WORK TO BE COMPLETED: Copy only what runs from the line containing "Read out every word on this page." to the last line, both included, keeping it exact and omitting pictures.

Recorded data:
>>>

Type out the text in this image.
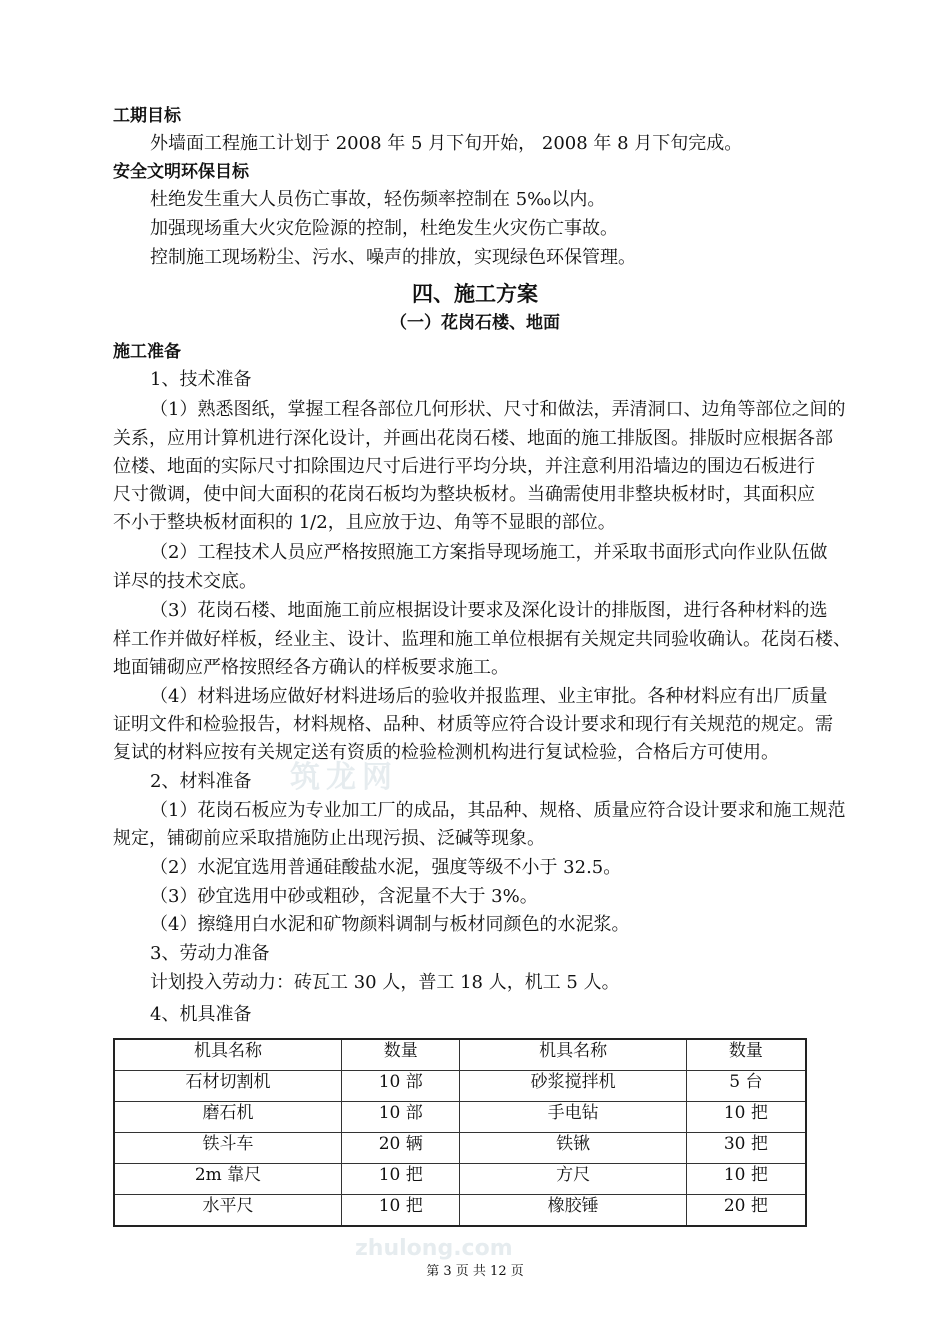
筑龙网
zhulong.com
工期目标
外墙面工程施工计划于 2008 年 5 月下旬开始， 2008 年 8 月下旬完成。
安全文明环保目标
杜绝发生重大人员伤亡事故，轻伤频率控制在 5‰以内。
加强现场重大火灾危险源的控制，杜绝发生火灾伤亡事故。
控制施工现场粉尘、污水、噪声的排放，实现绿色环保管理。
四、施工方案
（一）花岗石楼、地面
施工准备
1、技术准备
（1）熟悉图纸，掌握工程各部位几何形状、尺寸和做法，弄清洞口、边角等部位之间的
关系，应用计算机进行深化设计，并画出花岗石楼、地面的施工排版图。排版时应根据各部
位楼、地面的实际尺寸扣除围边尺寸后进行平均分块，并注意利用沿墙边的围边石板进行
尺寸微调，使中间大面积的花岗石板均为整块板材。当确需使用非整块板材时，其面积应
不小于整块板材面积的 1/2，且应放于边、角等不显眼的部位。
（2）工程技术人员应严格按照施工方案指导现场施工，并采取书面形式向作业队伍做
详尽的技术交底。
（3）花岗石楼、地面施工前应根据设计要求及深化设计的排版图，进行各种材料的选
样工作并做好样板，经业主、设计、监理和施工单位根据有关规定共同验收确认。花岗石楼、
地面铺砌应严格按照经各方确认的样板要求施工。
（4）材料进场应做好材料进场后的验收并报监理、业主审批。各种材料应有出厂质量
证明文件和检验报告，材料规格、品种、材质等应符合设计要求和现行有关规范的规定。需
复试的材料应按有关规定送有资质的检验检测机构进行复试检验，合格后方可使用。
2、材料准备
（1）花岗石板应为专业加工厂的成品，其品种、规格、质量应符合设计要求和施工规范
规定，铺砌前应采取措施防止出现污损、泛碱等现象。
（2）水泥宜选用普通硅酸盐水泥，强度等级不小于 32.5。
（3）砂宜选用中砂或粗砂，含泥量不大于 3%。
（4）擦缝用白水泥和矿物颜料调制与板材同颜色的水泥浆。
3、劳动力准备
计划投入劳动力：砖瓦工 30 人，普工 18 人，机工 5 人。
4、机具准备
机具名称	数量	机具名称	数量
石材切割机	10 部	砂浆搅拌机	5 台
磨石机	10 部	手电钻	10 把
铁斗车	20 辆	铁锹	30 把
2m 靠尺	10 把	方尺	10 把
水平尺	10 把	橡胶锤	20 把
第 3 页 共 12 页
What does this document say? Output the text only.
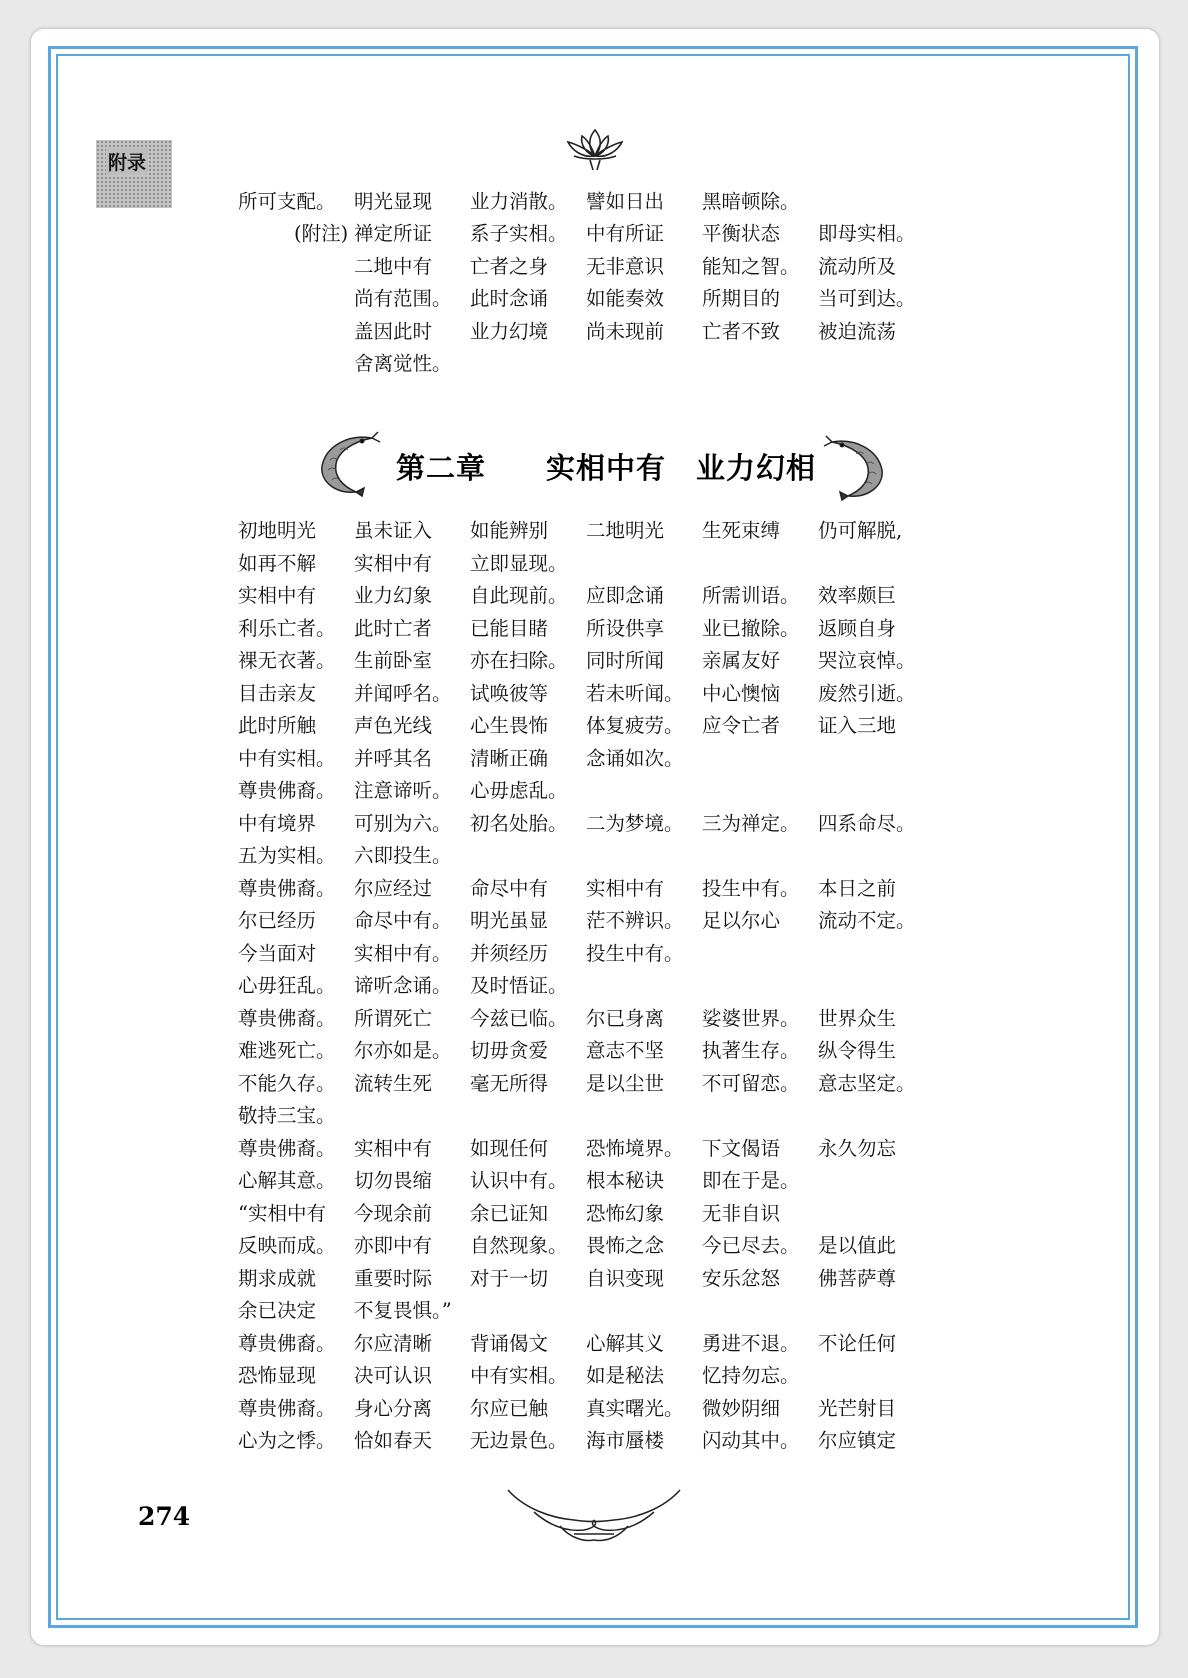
附录
所可支配。 明光显现 业力消散。 譬如日出 黑暗顿除。
(附注) 禅定所证 系子实相。 中有所证 平衡状态 即母实相。
二地中有 亡者之身 无非意识 能知之智。 流动所及
尚有范围。 此时念诵 如能奏效 所期目的 当可到达。
盖因此时 业力幻境 尚未现前 亡者不致 被迫流荡
舍离觉性。
第二章　　实相中有　业力幻相
初地明光 虽未证入 如能辨别 二地明光 生死束缚 仍可解脱,
如再不解 实相中有 立即显现。
实相中有 业力幻象 自此现前。 应即念诵 所需训语。 效率颇巨
利乐亡者。 此时亡者 已能目睹 所设供享 业已撤除。 返顾自身
裸无衣著。 生前卧室 亦在扫除。 同时所闻 亲属友好 哭泣哀悼。
目击亲友 并闻呼名。 试唤彼等 若未听闻。 中心懊恼 废然引逝。
此时所触 声色光线 心生畏怖 体复疲劳。 应令亡者 证入三地
中有实相。 并呼其名 清晰正确 念诵如次。
尊贵佛裔。 注意谛听。 心毋虑乱。
中有境界 可别为六。 初名处胎。 二为梦境。 三为禅定。 四系命尽。
五为实相。 六即投生。
尊贵佛裔。 尔应经过 命尽中有 实相中有 投生中有。 本日之前
尔已经历 命尽中有。 明光虽显 茫不辨识。 足以尔心 流动不定。
今当面对 实相中有。 并须经历 投生中有。
心毋狂乱。 谛听念诵。 及时悟证。
尊贵佛裔。 所谓死亡 今兹已临。 尔已身离 娑婆世界。 世界众生
难逃死亡。 尔亦如是。 切毋贪爱 意志不坚 执著生存。 纵令得生
不能久存。 流转生死 毫无所得 是以尘世 不可留恋。 意志坚定。
敬持三宝。
尊贵佛裔。 实相中有 如现任何 恐怖境界。 下文偈语 永久勿忘
心解其意。 切勿畏缩 认识中有。 根本秘诀 即在于是。
“实相中有 今现余前 余已证知 恐怖幻象 无非自识
反映而成。 亦即中有 自然现象。 畏怖之念 今已尽去。 是以值此
期求成就 重要时际 对于一切 自识变现 安乐忿怒 佛菩萨尊
余已决定 不复畏惧。”
尊贵佛裔。 尔应清晰 背诵偈文 心解其义 勇进不退。 不论任何
恐怖显现 决可认识 中有实相。 如是秘法 忆持勿忘。
尊贵佛裔。 身心分离 尔应已触 真实曙光。 微妙阴细 光芒射目
心为之悸。 恰如春天 无边景色。 海市蜃楼 闪动其中。 尔应镇定
274
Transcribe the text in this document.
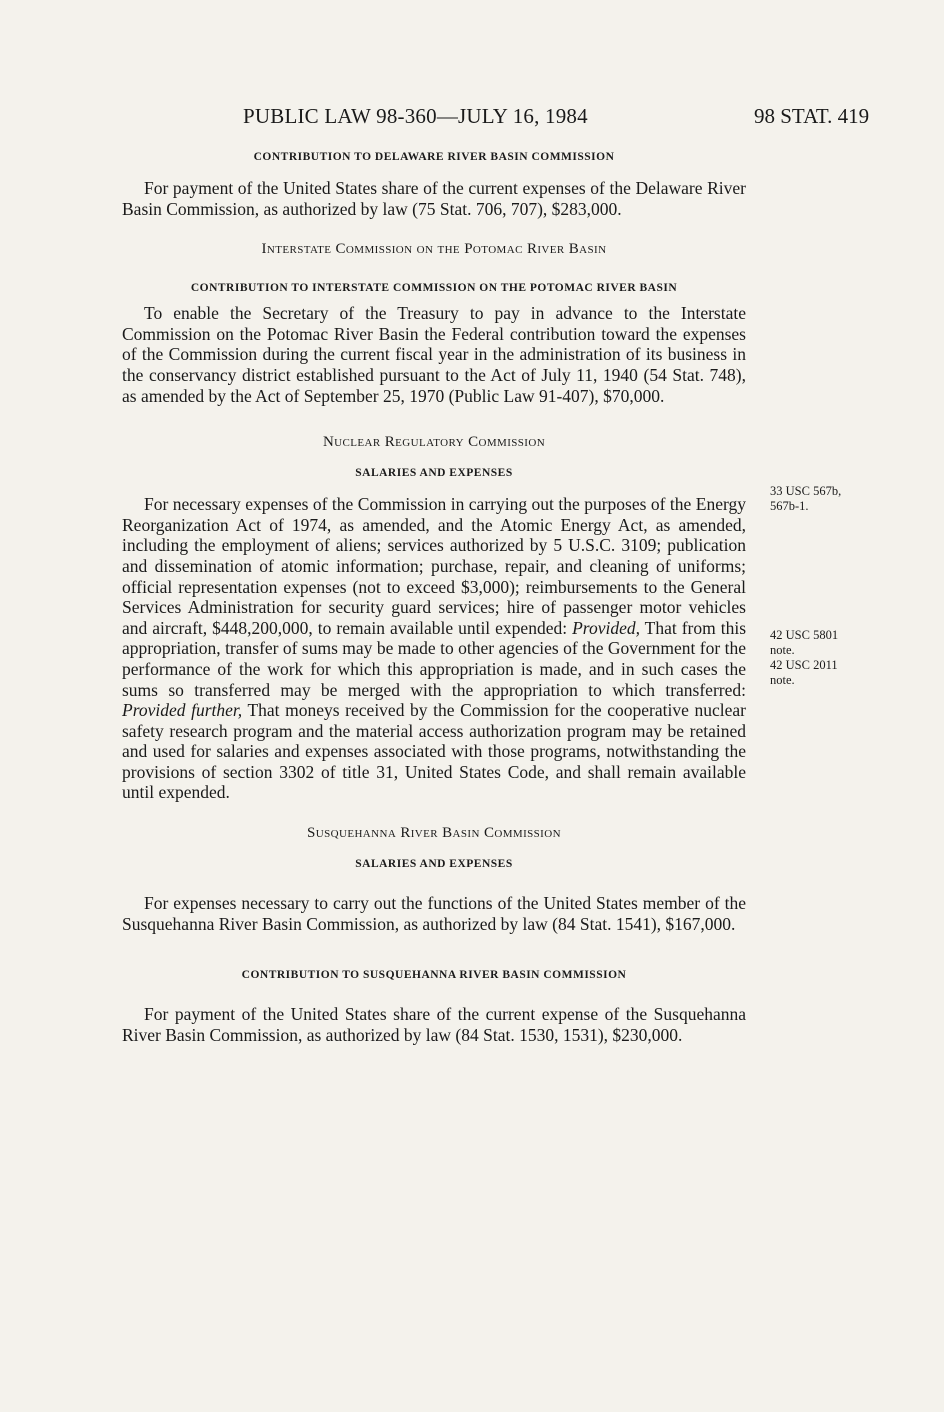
PUBLIC LAW 98-360—JULY 16, 1984	98 STAT. 419

CONTRIBUTION TO DELAWARE RIVER BASIN COMMISSION

For payment of the United States share of the current expenses of the Delaware River Basin Commission, as authorized by law (75 Stat. 706, 707), $283,000.

Interstate Commission on the Potomac River Basin

CONTRIBUTION TO INTERSTATE COMMISSION ON THE POTOMAC RIVER BASIN

To enable the Secretary of the Treasury to pay in advance to the Interstate Commission on the Potomac River Basin the Federal contribution toward the expenses of the Commission during the current fiscal year in the administration of its business in the conservancy district established pursuant to the Act of July 11, 1940 (54 Stat. 748), as amended by the Act of September 25, 1970 (Public Law 91-407), $70,000.

Nuclear Regulatory Commission

SALARIES AND EXPENSES

For necessary expenses of the Commission in carrying out the purposes of the Energy Reorganization Act of 1974, as amended, and the Atomic Energy Act, as amended, including the employment of aliens; services authorized by 5 U.S.C. 3109; publication and dissemination of atomic information; purchase, repair, and cleaning of uniforms; official representation expenses (not to exceed $3,000); reimbursements to the General Services Administration for security guard services; hire of passenger motor vehicles and aircraft, $448,200,000, to remain available until expended: Provided, That from this appropriation, transfer of sums may be made to other agencies of the Government for the performance of the work for which this appropriation is made, and in such cases the sums so transferred may be merged with the appropriation to which transferred: Provided further, That moneys received by the Commission for the cooperative nuclear safety research program and the material access authorization program may be retained and used for salaries and expenses associated with those programs, notwithstanding the provisions of section 3302 of title 31, United States Code, and shall remain available until expended.

Susquehanna River Basin Commission

SALARIES AND EXPENSES

For expenses necessary to carry out the functions of the United States member of the Susquehanna River Basin Commission, as authorized by law (84 Stat. 1541), $167,000.

CONTRIBUTION TO SUSQUEHANNA RIVER BASIN COMMISSION

For payment of the United States share of the current expense of the Susquehanna River Basin Commission, as authorized by law (84 Stat. 1530, 1531), $230,000.

33 USC 567b,
567b-1.
42 USC 5801
note.
42 USC 2011
note.
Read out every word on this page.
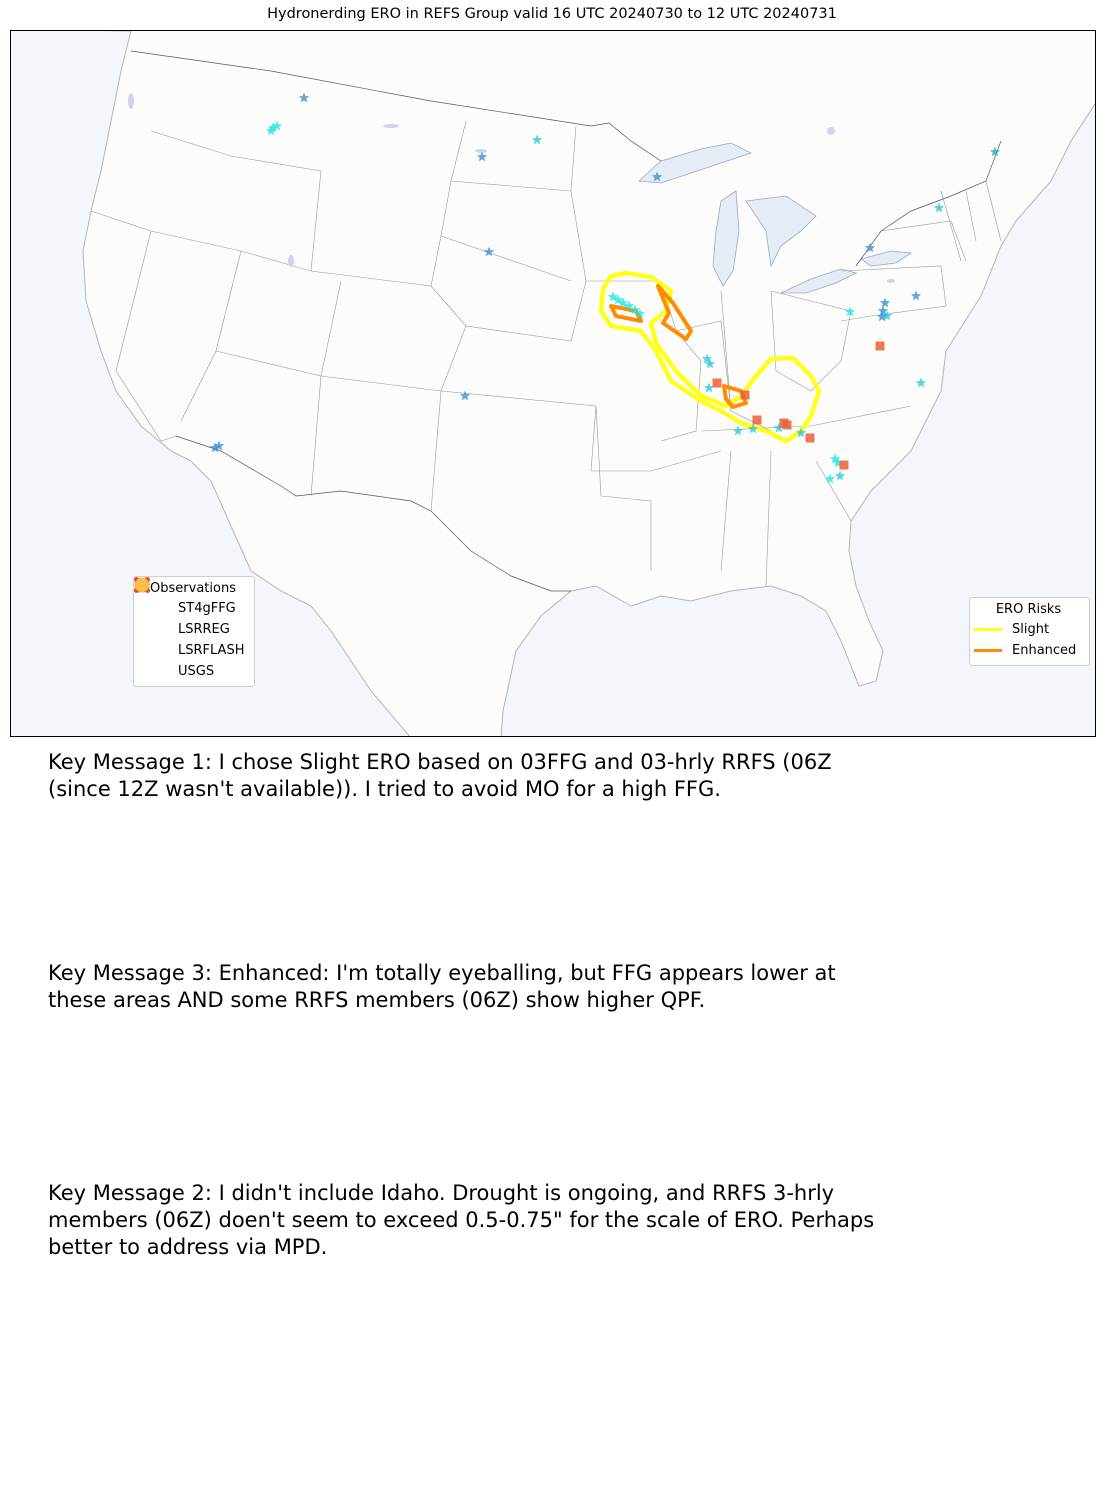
Hydronerding ERO in REFS Group valid 16 UTC 20240730 to 12 UTC 20240731
Observations
ST4gFFG
LSRREG
LSRFLASH
USGS
ERO Risks
Slight
Enhanced
Key Message 1: I chose Slight ERO based on 03FFG and 03-hrly RRFS (06Z
(since 12Z wasn't available)). I tried to avoid MO for a high FFG.
Key Message 3: Enhanced: I'm totally eyeballing, but FFG appears lower at
these areas AND some RRFS members (06Z) show higher QPF.
Key Message 2: I didn't include Idaho. Drought is ongoing, and RRFS 3-hrly
members (06Z) doen't seem to exceed 0.5-0.75" for the scale of ERO. Perhaps
better to address via MPD.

<<<

SOLVED PROBLEM:
Read out every word on this page.
Hydronerding ERO in REFS Group valid 16 UTC 20240730 to 12 UTC 20240731
Observations
ST4gFFG
LSRREG
LSRFLASH
USGS
ERO Risks
Slight
Enhanced
Key Message 1: I chose Slight ERO based on 03FFG and 03-hrly RRFS (06Z
(since 12Z wasn't available)). I tried to avoid MO for a high FFG.
Key Message 3: Enhanced: I'm totally eyeballing, but FFG appears lower at
these areas AND some RRFS members (06Z) show higher QPF.
Key Message 2: I didn't include Idaho. Drought is ongoing, and RRFS 3-hrly
members (06Z) doen't seem to exceed 0.5-0.75" for the scale of ERO. Perhaps
better to address via MPD.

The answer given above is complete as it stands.